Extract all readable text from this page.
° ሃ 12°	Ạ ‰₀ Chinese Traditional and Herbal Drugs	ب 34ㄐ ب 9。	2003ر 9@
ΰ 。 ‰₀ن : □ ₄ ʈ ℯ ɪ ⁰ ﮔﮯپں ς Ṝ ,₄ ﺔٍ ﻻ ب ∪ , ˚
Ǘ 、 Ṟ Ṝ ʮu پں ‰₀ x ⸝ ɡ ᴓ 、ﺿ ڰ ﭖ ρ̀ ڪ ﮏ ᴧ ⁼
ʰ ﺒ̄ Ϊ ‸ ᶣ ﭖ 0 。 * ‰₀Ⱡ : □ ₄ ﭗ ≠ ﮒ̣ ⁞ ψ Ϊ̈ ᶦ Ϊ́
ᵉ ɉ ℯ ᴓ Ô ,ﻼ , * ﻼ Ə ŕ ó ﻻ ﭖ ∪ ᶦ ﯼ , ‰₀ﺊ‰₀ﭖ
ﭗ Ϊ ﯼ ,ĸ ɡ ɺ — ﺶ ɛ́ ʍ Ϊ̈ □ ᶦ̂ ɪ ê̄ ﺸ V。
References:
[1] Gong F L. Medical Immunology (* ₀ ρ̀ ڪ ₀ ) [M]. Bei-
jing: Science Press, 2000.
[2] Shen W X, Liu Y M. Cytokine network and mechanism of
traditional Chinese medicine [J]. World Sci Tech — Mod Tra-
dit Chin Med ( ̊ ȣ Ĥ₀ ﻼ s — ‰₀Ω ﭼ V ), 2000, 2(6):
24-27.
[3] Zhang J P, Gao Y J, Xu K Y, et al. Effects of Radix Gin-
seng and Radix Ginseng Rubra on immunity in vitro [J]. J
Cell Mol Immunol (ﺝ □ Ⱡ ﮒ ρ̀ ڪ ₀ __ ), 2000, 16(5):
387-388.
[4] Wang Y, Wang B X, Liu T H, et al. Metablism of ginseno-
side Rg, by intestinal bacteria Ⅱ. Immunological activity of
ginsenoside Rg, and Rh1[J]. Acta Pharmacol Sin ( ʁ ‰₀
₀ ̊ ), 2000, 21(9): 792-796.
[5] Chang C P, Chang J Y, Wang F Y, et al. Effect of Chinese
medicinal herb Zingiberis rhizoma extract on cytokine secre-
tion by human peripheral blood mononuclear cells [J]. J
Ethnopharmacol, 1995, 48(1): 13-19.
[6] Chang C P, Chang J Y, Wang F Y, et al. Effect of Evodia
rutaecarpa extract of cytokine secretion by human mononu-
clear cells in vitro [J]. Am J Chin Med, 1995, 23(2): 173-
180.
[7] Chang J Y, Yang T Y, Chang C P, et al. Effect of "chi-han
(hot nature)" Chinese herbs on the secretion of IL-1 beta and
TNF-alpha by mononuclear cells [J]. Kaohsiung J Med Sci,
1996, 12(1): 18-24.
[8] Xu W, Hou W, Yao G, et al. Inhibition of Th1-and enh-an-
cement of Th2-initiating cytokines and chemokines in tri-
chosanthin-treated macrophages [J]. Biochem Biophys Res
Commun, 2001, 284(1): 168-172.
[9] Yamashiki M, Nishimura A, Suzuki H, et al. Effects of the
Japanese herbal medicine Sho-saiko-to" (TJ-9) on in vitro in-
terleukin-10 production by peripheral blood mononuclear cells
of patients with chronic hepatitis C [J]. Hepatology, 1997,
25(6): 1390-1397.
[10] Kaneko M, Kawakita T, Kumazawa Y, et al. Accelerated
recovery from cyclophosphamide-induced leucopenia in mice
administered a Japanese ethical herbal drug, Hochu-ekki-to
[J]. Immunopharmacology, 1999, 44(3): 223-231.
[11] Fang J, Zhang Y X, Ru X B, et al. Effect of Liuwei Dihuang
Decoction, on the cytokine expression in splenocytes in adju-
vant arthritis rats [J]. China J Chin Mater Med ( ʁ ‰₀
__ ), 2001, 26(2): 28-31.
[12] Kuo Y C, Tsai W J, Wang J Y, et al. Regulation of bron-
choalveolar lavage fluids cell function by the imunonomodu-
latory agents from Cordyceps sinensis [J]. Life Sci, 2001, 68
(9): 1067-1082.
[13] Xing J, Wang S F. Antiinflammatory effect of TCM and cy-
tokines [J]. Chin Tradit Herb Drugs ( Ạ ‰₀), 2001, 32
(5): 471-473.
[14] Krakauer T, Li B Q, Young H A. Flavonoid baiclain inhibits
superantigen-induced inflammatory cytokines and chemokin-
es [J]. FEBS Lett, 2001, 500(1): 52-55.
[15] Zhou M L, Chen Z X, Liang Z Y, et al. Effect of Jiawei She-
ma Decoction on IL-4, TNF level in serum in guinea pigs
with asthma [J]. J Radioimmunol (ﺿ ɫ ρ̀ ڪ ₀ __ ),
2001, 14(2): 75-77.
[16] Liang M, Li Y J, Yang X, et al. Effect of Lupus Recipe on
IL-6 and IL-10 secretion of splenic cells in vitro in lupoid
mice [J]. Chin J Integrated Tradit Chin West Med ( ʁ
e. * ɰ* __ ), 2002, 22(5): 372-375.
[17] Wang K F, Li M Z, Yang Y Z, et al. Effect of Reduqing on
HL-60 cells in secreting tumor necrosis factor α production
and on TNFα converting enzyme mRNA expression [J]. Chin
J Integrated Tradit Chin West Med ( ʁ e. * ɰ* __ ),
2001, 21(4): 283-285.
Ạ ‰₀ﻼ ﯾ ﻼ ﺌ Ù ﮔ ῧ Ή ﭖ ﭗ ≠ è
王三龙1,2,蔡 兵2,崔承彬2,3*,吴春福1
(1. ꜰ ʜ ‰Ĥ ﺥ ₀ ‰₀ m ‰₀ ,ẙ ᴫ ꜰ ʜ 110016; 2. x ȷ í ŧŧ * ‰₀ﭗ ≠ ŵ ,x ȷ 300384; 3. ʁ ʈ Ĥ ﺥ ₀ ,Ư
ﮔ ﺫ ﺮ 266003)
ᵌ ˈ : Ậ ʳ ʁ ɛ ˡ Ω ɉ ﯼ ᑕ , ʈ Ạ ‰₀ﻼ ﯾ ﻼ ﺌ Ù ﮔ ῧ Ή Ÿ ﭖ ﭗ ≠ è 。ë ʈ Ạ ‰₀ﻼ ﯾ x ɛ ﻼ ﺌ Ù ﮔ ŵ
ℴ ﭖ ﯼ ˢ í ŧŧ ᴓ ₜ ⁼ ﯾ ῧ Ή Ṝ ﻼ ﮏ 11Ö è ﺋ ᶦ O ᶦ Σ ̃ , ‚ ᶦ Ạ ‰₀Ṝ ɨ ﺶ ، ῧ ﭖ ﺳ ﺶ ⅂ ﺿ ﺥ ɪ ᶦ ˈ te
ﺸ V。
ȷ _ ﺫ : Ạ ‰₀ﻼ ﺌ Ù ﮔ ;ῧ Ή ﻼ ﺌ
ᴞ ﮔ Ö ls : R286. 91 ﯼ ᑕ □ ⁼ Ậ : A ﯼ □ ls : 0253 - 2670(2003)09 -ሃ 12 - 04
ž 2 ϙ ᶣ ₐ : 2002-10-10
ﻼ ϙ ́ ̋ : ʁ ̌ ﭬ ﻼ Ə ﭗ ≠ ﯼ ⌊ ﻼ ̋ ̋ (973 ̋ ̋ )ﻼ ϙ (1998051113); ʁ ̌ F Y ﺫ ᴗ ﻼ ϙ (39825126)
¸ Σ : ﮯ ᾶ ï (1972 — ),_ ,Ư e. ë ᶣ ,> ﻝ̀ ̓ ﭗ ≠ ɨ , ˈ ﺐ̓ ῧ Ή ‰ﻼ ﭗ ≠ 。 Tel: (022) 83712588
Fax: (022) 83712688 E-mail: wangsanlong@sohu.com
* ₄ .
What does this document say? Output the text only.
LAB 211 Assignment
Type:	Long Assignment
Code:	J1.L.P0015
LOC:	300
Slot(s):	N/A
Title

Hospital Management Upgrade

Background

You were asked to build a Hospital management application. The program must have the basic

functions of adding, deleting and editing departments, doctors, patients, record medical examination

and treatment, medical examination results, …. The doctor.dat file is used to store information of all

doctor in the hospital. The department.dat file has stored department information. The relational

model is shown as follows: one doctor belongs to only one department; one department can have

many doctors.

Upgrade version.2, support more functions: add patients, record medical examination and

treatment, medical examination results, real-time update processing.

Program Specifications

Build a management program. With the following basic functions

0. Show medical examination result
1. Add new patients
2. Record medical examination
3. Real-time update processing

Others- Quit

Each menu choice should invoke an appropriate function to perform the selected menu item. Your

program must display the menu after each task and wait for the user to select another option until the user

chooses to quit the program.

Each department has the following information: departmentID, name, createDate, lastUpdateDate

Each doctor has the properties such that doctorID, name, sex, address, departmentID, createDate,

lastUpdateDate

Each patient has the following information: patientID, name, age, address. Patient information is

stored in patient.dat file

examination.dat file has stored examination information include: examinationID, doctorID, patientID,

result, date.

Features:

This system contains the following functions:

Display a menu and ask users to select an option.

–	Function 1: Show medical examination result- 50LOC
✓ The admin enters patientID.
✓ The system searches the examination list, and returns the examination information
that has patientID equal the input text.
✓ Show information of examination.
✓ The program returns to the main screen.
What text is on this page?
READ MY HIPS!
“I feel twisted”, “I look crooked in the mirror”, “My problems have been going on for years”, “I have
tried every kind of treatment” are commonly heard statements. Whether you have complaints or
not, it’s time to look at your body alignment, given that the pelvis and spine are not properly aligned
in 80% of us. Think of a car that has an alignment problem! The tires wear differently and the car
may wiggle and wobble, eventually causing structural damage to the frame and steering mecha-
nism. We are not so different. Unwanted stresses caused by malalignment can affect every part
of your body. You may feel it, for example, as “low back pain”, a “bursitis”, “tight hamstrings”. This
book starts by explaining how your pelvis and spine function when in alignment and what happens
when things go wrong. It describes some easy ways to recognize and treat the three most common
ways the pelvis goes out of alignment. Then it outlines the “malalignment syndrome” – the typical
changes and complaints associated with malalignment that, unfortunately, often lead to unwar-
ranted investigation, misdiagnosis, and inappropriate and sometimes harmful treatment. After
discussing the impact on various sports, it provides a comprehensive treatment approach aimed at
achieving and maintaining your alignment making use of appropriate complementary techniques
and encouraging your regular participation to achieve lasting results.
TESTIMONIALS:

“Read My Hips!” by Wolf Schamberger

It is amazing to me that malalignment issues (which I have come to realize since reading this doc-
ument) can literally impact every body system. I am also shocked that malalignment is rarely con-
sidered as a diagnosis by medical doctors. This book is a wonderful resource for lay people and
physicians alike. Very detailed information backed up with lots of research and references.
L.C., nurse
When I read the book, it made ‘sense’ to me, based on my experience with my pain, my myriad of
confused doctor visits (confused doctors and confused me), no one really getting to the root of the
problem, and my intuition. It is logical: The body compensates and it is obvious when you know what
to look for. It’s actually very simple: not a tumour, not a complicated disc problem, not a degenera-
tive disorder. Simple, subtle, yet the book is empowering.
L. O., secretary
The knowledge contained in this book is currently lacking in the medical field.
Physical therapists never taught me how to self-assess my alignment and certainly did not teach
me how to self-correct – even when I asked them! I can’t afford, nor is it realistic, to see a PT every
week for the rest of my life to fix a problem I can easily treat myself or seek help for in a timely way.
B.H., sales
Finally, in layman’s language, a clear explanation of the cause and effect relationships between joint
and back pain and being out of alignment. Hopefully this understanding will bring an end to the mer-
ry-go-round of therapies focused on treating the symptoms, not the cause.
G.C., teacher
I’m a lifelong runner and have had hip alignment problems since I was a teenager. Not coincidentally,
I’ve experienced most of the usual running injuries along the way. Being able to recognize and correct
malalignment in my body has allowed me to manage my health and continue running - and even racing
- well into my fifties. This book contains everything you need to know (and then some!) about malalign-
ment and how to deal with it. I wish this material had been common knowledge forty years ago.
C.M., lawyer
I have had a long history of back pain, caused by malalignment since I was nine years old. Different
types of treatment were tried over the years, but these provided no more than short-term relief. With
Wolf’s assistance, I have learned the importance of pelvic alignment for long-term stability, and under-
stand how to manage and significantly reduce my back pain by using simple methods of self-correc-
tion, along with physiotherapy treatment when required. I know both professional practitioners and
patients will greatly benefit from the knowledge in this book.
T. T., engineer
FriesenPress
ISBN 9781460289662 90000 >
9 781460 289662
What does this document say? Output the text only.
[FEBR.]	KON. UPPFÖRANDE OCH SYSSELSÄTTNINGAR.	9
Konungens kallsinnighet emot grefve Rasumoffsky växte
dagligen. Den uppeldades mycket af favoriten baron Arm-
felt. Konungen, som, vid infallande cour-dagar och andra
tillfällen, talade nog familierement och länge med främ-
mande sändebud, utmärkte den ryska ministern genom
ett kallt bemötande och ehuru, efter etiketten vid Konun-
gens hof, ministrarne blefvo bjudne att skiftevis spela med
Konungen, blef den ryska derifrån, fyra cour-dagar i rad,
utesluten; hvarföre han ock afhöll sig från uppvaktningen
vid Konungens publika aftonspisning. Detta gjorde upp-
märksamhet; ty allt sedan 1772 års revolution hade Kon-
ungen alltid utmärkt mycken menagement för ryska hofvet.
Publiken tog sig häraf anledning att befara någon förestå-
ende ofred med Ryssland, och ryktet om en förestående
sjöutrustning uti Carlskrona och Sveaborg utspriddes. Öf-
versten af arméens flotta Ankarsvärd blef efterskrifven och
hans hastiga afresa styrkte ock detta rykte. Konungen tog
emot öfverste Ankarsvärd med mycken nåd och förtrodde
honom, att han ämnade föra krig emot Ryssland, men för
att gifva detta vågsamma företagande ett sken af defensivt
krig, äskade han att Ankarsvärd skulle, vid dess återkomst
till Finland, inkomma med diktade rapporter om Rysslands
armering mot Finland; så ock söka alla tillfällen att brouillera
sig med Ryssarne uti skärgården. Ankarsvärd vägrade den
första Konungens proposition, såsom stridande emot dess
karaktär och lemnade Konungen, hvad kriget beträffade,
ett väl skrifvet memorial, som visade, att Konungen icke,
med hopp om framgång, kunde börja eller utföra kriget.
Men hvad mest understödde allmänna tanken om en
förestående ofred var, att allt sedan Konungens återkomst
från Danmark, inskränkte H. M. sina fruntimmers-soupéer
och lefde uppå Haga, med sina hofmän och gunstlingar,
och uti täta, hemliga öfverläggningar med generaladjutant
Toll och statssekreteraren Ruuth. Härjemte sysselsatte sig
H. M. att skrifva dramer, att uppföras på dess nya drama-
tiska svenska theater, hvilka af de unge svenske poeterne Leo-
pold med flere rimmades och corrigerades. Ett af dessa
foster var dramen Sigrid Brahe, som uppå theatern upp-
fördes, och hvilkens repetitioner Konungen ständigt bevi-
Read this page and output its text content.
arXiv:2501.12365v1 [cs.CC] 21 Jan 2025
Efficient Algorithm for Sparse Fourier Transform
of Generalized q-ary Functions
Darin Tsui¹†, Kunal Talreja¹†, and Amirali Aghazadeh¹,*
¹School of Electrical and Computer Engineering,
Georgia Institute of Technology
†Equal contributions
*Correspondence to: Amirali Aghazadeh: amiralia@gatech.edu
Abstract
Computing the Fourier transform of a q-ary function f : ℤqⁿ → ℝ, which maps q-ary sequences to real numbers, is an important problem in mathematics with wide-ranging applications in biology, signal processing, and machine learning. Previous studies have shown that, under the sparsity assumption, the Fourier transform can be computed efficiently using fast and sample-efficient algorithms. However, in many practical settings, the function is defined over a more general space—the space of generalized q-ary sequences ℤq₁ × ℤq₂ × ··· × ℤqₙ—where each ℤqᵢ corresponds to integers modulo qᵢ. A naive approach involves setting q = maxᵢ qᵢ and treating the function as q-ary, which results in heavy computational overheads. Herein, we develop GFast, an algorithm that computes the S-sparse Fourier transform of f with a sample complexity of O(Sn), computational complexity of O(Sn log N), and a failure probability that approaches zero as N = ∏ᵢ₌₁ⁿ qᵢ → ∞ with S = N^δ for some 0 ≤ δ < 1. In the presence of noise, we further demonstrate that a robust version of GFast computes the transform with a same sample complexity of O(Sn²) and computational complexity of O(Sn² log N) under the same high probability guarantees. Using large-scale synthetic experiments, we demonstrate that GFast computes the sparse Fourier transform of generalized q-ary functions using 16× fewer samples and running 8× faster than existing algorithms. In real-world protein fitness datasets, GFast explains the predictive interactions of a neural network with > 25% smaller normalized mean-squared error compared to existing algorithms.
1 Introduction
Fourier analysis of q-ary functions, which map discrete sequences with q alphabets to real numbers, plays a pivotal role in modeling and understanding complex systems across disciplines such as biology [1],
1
§ §
* Task instructions *
Only lines with the word "information" are wanted, so copy each one from the records.

* Solved exercise *
and treatment, medical examination results, …. The doctor.dat file is used to store information of all
doctor in the hospital. The department.dat file has stored department information. The relational
Each department has the following information: departmentID, name, createDate, lastUpdateDate
Each patient has the following information: patientID, name, age, address. Patient information is
examination.dat file has stored examination information include: examinationID, doctorID, patientID,
✓ The system searches the examination list, and returns the examination information
✓ Show information of examination.
physicians alike. Very detailed information backed up with lots of research and references.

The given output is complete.